> **DESCRIPTION OF THE TASK**
Copy out the listing that follows, exact in every word, and skip the images.

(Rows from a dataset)
[START]

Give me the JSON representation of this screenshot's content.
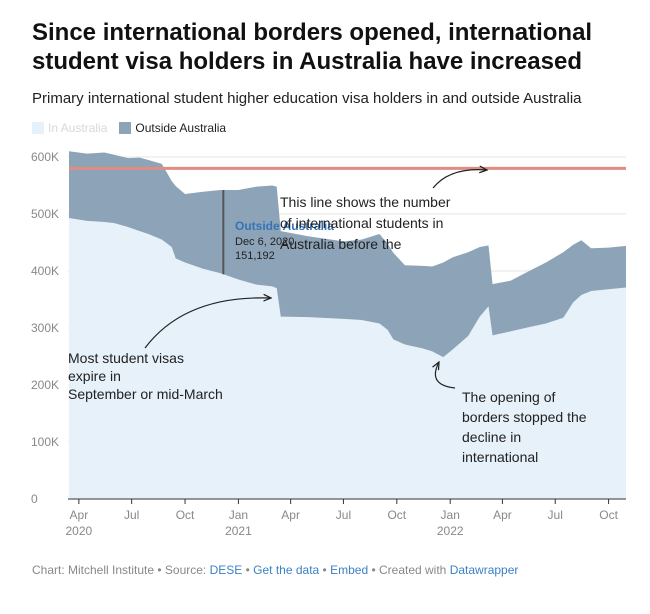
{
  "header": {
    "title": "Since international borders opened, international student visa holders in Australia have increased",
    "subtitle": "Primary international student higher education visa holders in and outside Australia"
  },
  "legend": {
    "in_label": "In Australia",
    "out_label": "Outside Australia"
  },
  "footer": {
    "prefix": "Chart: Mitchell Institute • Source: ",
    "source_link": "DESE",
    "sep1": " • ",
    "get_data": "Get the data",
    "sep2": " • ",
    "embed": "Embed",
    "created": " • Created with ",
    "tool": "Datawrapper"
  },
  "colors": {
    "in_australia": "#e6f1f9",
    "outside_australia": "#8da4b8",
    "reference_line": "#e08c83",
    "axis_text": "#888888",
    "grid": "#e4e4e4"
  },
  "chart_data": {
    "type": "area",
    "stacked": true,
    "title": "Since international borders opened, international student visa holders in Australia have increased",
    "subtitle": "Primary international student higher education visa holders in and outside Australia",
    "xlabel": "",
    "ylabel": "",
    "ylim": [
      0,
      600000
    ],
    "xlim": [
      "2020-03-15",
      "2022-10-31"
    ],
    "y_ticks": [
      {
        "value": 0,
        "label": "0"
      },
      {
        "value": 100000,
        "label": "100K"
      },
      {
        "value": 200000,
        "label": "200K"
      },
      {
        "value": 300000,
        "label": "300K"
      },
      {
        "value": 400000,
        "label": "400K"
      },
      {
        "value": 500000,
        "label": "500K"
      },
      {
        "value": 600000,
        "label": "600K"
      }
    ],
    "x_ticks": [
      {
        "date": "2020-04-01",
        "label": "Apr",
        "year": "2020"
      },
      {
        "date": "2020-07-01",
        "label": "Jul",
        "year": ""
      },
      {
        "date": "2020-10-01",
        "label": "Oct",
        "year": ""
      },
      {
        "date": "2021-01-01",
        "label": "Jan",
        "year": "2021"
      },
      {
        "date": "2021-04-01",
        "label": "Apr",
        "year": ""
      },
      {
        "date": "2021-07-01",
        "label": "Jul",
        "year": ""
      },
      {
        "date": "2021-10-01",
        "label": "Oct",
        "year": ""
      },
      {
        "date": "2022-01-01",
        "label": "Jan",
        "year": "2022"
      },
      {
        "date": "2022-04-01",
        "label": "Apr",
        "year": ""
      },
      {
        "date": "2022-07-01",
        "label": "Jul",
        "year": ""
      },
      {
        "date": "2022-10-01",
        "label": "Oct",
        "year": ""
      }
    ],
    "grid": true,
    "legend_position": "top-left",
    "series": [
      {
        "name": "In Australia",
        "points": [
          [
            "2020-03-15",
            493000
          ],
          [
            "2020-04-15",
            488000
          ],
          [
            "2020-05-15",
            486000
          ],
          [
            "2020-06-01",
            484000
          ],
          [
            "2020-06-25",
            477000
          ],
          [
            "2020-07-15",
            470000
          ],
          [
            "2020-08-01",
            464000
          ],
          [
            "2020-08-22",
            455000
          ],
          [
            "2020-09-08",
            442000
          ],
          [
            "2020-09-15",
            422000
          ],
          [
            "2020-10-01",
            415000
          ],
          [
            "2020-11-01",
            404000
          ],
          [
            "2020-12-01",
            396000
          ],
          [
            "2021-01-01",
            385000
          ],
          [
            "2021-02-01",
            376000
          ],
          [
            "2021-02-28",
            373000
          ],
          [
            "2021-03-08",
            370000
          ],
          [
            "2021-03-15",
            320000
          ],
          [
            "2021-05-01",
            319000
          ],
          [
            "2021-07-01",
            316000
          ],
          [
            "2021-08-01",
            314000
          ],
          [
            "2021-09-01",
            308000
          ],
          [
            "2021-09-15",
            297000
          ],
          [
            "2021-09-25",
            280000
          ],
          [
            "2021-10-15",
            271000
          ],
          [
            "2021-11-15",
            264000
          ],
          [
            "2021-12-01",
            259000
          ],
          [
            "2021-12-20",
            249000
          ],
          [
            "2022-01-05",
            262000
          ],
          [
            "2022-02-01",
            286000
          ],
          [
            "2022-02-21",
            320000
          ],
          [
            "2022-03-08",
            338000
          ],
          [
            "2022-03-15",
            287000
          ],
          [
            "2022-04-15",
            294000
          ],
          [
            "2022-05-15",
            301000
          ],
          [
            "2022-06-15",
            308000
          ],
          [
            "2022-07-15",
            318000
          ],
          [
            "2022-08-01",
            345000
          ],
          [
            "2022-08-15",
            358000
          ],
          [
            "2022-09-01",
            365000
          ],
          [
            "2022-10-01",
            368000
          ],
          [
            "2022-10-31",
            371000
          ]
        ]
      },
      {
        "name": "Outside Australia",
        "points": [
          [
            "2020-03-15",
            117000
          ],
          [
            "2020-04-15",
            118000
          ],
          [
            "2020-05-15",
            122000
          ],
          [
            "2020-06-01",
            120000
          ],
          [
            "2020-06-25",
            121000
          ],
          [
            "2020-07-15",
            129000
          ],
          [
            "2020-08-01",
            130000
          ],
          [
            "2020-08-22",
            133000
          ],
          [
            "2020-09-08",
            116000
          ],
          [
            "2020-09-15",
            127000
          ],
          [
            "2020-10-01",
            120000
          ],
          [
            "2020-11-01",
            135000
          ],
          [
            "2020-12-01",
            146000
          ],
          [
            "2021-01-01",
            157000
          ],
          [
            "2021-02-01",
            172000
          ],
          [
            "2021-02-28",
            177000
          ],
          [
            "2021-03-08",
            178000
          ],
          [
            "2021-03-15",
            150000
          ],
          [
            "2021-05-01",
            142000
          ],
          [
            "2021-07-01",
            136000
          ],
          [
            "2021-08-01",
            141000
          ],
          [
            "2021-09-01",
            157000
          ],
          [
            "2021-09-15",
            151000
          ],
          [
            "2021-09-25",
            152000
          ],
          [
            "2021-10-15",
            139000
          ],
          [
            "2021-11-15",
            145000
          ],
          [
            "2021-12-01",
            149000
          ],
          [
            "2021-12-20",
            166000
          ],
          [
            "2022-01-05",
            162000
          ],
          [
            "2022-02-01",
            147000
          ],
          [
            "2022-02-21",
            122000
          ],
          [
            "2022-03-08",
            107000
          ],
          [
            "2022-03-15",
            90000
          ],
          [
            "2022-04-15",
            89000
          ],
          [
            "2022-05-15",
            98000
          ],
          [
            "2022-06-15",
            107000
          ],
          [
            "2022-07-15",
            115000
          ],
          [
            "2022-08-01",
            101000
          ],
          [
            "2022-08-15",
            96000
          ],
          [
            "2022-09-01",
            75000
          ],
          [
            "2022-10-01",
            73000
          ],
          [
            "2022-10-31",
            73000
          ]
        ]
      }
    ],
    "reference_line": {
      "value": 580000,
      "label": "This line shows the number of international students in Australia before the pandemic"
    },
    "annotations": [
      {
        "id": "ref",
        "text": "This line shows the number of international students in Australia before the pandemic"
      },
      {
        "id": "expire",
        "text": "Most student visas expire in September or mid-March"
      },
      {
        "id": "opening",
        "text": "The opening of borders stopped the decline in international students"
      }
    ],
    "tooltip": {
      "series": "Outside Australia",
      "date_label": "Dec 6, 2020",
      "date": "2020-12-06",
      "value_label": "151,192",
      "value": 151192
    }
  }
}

[END]

> **TASK RESULT**
Give me the JSON representation of this screenshot's content.
{
  "header": {
    "title": "Since international borders opened, international student visa holders in Australia have increased",
    "subtitle": "Primary international student higher education visa holders in and outside Australia"
  },
  "legend": {
    "in_label": "In Australia",
    "out_label": "Outside Australia"
  },
  "footer": {
    "prefix": "Chart: Mitchell Institute • Source: ",
    "source_link": "DESE",
    "sep1": " • ",
    "get_data": "Get the data",
    "sep2": " • ",
    "embed": "Embed",
    "created": " • Created with ",
    "tool": "Datawrapper"
  },
  "colors": {
    "in_australia": "#e6f1f9",
    "outside_australia": "#8da4b8",
    "reference_line": "#e08c83",
    "axis_text": "#888888",
    "grid": "#e4e4e4"
  },
  "chart_data": {
    "type": "area",
    "stacked": true,
    "title": "Since international borders opened, international student visa holders in Australia have increased",
    "subtitle": "Primary international student higher education visa holders in and outside Australia",
    "xlabel": "",
    "ylabel": "",
    "ylim": [
      0,
      600000
    ],
    "xlim": [
      "2020-03-15",
      "2022-10-31"
    ],
    "y_ticks": [
      {
        "value": 0,
        "label": "0"
      },
      {
        "value": 100000,
        "label": "100K"
      },
      {
        "value": 200000,
        "label": "200K"
      },
      {
        "value": 300000,
        "label": "300K"
      },
      {
        "value": 400000,
        "label": "400K"
      },
      {
        "value": 500000,
        "label": "500K"
      },
      {
        "value": 600000,
        "label": "600K"
      }
    ],
    "x_ticks": [
      {
        "date": "2020-04-01",
        "label": "Apr",
        "year": "2020"
      },
      {
        "date": "2020-07-01",
        "label": "Jul",
        "year": ""
      },
      {
        "date": "2020-10-01",
        "label": "Oct",
        "year": ""
      },
      {
        "date": "2021-01-01",
        "label": "Jan",
        "year": "2021"
      },
      {
        "date": "2021-04-01",
        "label": "Apr",
        "year": ""
      },
      {
        "date": "2021-07-01",
        "label": "Jul",
        "year": ""
      },
      {
        "date": "2021-10-01",
        "label": "Oct",
        "year": ""
      },
      {
        "date": "2022-01-01",
        "label": "Jan",
        "year": "2022"
      },
      {
        "date": "2022-04-01",
        "label": "Apr",
        "year": ""
      },
      {
        "date": "2022-07-01",
        "label": "Jul",
        "year": ""
      },
      {
        "date": "2022-10-01",
        "label": "Oct",
        "year": ""
      }
    ],
    "grid": true,
    "legend_position": "top-left",
    "series": [
      {
        "name": "In Australia",
        "points": [
          [
            "2020-03-15",
            493000
          ],
          [
            "2020-04-15",
            488000
          ],
          [
            "2020-05-15",
            486000
          ],
          [
            "2020-06-01",
            484000
          ],
          [
            "2020-06-25",
            477000
          ],
          [
            "2020-07-15",
            470000
          ],
          [
            "2020-08-01",
            464000
          ],
          [
            "2020-08-22",
            455000
          ],
          [
            "2020-09-08",
            442000
          ],
          [
            "2020-09-15",
            422000
          ],
          [
            "2020-10-01",
            415000
          ],
          [
            "2020-11-01",
            404000
          ],
          [
            "2020-12-01",
            396000
          ],
          [
            "2021-01-01",
            385000
          ],
          [
            "2021-02-01",
            376000
          ],
          [
            "2021-02-28",
            373000
          ],
          [
            "2021-03-08",
            370000
          ],
          [
            "2021-03-15",
            320000
          ],
          [
            "2021-05-01",
            319000
          ],
          [
            "2021-07-01",
            316000
          ],
          [
            "2021-08-01",
            314000
          ],
          [
            "2021-09-01",
            308000
          ],
          [
            "2021-09-15",
            297000
          ],
          [
            "2021-09-25",
            280000
          ],
          [
            "2021-10-15",
            271000
          ],
          [
            "2021-11-15",
            264000
          ],
          [
            "2021-12-01",
            259000
          ],
          [
            "2021-12-20",
            249000
          ],
          [
            "2022-01-05",
            262000
          ],
          [
            "2022-02-01",
            286000
          ],
          [
            "2022-02-21",
            320000
          ],
          [
            "2022-03-08",
            338000
          ],
          [
            "2022-03-15",
            287000
          ],
          [
            "2022-04-15",
            294000
          ],
          [
            "2022-05-15",
            301000
          ],
          [
            "2022-06-15",
            308000
          ],
          [
            "2022-07-15",
            318000
          ],
          [
            "2022-08-01",
            345000
          ],
          [
            "2022-08-15",
            358000
          ],
          [
            "2022-09-01",
            365000
          ],
          [
            "2022-10-01",
            368000
          ],
          [
            "2022-10-31",
            371000
          ]
        ]
      },
      {
        "name": "Outside Australia",
        "points": [
          [
            "2020-03-15",
            117000
          ],
          [
            "2020-04-15",
            118000
          ],
          [
            "2020-05-15",
            122000
          ],
          [
            "2020-06-01",
            120000
          ],
          [
            "2020-06-25",
            121000
          ],
          [
            "2020-07-15",
            129000
          ],
          [
            "2020-08-01",
            130000
          ],
          [
            "2020-08-22",
            133000
          ],
          [
            "2020-09-08",
            116000
          ],
          [
            "2020-09-15",
            127000
          ],
          [
            "2020-10-01",
            120000
          ],
          [
            "2020-11-01",
            135000
          ],
          [
            "2020-12-01",
            146000
          ],
          [
            "2021-01-01",
            157000
          ],
          [
            "2021-02-01",
            172000
          ],
          [
            "2021-02-28",
            177000
          ],
          [
            "2021-03-08",
            178000
          ],
          [
            "2021-03-15",
            150000
          ],
          [
            "2021-05-01",
            142000
          ],
          [
            "2021-07-01",
            136000
          ],
          [
            "2021-08-01",
            141000
          ],
          [
            "2021-09-01",
            157000
          ],
          [
            "2021-09-15",
            151000
          ],
          [
            "2021-09-25",
            152000
          ],
          [
            "2021-10-15",
            139000
          ],
          [
            "2021-11-15",
            145000
          ],
          [
            "2021-12-01",
            149000
          ],
          [
            "2021-12-20",
            166000
          ],
          [
            "2022-01-05",
            162000
          ],
          [
            "2022-02-01",
            147000
          ],
          [
            "2022-02-21",
            122000
          ],
          [
            "2022-03-08",
            107000
          ],
          [
            "2022-03-15",
            90000
          ],
          [
            "2022-04-15",
            89000
          ],
          [
            "2022-05-15",
            98000
          ],
          [
            "2022-06-15",
            107000
          ],
          [
            "2022-07-15",
            115000
          ],
          [
            "2022-08-01",
            101000
          ],
          [
            "2022-08-15",
            96000
          ],
          [
            "2022-09-01",
            75000
          ],
          [
            "2022-10-01",
            73000
          ],
          [
            "2022-10-31",
            73000
          ]
        ]
      }
    ],
    "reference_line": {
      "value": 580000,
      "label": "This line shows the number of international students in Australia before the pandemic"
    },
    "annotations": [
      {
        "id": "ref",
        "text": "This line shows the number of international students in Australia before the pandemic"
      },
      {
        "id": "expire",
        "text": "Most student visas expire in September or mid-March"
      },
      {
        "id": "opening",
        "text": "The opening of borders stopped the decline in international students"
      }
    ],
    "tooltip": {
      "series": "Outside Australia",
      "date_label": "Dec 6, 2020",
      "date": "2020-12-06",
      "value_label": "151,192",
      "value": 151192
    }
  }
}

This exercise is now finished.